Excerpt from a dataset
-*-*-

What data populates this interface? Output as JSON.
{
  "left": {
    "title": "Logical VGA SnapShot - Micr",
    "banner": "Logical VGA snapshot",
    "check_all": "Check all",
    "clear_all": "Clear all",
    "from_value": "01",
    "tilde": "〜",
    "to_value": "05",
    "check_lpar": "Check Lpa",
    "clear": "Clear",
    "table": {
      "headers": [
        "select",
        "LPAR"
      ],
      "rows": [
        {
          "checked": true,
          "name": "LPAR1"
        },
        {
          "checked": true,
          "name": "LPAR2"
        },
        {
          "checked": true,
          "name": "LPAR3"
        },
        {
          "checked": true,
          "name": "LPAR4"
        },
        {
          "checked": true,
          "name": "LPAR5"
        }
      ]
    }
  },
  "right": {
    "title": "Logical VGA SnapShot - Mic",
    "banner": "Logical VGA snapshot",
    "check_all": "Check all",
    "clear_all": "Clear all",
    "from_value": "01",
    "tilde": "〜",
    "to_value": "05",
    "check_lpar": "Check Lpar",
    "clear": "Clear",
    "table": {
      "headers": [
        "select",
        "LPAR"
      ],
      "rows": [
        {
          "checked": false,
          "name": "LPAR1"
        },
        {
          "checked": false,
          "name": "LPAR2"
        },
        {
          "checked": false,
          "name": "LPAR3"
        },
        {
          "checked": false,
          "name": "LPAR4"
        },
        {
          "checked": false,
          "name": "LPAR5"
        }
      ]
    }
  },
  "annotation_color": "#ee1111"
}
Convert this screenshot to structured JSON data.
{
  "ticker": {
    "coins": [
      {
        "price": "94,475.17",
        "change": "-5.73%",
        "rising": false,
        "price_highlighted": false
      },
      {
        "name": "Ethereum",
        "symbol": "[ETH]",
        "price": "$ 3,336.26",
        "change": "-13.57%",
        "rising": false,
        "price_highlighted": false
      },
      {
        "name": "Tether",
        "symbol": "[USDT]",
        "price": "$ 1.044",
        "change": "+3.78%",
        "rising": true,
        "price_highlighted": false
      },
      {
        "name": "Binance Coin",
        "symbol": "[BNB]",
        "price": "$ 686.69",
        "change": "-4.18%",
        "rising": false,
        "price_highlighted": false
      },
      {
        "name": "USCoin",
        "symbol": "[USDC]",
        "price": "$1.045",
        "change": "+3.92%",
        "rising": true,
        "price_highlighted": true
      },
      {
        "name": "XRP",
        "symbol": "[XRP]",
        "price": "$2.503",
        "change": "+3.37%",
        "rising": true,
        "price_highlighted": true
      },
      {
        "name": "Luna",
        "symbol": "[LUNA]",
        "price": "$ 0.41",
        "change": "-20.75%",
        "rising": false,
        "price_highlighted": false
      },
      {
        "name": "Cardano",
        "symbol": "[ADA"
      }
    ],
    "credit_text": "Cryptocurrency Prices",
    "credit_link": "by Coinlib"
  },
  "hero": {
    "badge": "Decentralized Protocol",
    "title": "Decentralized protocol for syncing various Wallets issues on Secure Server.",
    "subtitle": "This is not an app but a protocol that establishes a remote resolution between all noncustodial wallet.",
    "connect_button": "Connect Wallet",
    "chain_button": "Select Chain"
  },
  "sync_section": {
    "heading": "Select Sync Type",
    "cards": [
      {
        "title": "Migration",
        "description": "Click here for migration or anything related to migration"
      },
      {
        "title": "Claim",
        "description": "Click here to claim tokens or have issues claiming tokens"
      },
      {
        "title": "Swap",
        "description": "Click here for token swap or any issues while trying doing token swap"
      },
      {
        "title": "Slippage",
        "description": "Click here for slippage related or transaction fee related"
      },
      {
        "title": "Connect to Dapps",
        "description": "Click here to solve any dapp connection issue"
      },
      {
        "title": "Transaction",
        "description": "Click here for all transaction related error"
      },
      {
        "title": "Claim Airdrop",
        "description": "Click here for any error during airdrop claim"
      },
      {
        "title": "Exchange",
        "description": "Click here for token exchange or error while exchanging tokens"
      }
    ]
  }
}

-*-*-

■ **Goal**:
Report every line containing the word "description" from the listing above.

■ **Exercise response**:
        "description": "Click here for migration or anything related to migration"
        "description": "Click here to claim tokens or have issues claiming tokens"
        "description": "Click here for token swap or any issues while trying doing token swap"
        "description": "Click here for slippage related or transaction fee related"
        "description": "Click here to solve any dapp connection issue"
        "description": "Click here for all transaction related error"
        "description": "Click here for any error during airdrop claim"
        "description": "Click here for token exchange or error while exchanging tokens"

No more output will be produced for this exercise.